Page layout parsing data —
·····

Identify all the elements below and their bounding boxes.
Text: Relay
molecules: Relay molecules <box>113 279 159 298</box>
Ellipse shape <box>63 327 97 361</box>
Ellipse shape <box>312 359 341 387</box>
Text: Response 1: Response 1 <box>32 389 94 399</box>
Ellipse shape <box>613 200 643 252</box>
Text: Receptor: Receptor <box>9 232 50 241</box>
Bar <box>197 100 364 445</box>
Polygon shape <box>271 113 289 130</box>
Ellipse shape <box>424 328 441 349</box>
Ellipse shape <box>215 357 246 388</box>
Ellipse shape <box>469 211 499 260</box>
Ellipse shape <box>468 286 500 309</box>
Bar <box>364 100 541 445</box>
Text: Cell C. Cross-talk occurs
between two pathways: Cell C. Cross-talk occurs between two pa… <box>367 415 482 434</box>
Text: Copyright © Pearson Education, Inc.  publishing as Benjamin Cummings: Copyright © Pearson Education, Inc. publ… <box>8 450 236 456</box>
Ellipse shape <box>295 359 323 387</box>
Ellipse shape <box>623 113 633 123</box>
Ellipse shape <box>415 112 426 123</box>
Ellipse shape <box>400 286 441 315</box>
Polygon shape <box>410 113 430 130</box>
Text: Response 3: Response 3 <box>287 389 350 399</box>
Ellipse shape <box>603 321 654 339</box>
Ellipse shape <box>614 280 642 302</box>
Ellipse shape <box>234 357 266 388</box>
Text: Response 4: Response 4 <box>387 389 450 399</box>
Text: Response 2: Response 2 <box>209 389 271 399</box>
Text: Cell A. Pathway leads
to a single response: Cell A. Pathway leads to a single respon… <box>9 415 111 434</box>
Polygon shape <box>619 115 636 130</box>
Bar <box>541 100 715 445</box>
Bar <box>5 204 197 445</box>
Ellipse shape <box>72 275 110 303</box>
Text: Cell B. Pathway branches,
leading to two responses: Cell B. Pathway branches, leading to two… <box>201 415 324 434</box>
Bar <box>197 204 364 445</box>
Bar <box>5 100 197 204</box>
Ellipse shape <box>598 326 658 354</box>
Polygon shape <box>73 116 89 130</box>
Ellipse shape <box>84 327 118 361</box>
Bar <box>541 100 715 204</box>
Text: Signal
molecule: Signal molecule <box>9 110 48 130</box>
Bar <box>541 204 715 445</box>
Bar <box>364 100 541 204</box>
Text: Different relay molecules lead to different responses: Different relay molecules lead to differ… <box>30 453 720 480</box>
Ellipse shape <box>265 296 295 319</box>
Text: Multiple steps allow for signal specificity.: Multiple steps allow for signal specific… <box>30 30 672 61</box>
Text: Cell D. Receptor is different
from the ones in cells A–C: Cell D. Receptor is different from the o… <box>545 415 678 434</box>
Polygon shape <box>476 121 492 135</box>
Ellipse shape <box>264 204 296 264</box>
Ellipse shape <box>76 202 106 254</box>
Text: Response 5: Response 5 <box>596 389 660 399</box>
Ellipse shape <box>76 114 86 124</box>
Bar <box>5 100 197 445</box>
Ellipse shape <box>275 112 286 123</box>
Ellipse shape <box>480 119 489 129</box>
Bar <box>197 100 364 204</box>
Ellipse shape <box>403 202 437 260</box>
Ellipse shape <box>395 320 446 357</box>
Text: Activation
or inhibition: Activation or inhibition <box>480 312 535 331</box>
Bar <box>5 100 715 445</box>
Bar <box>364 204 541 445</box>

·····

Task instructions —
Wherever the word "Cross" appears in a line of the data, copy that line.

Task result —
Text: Cell C. Cross-talk occurs
between two pathways: Cell C. Cross-talk occurs between two pa… <box>367 415 482 434</box>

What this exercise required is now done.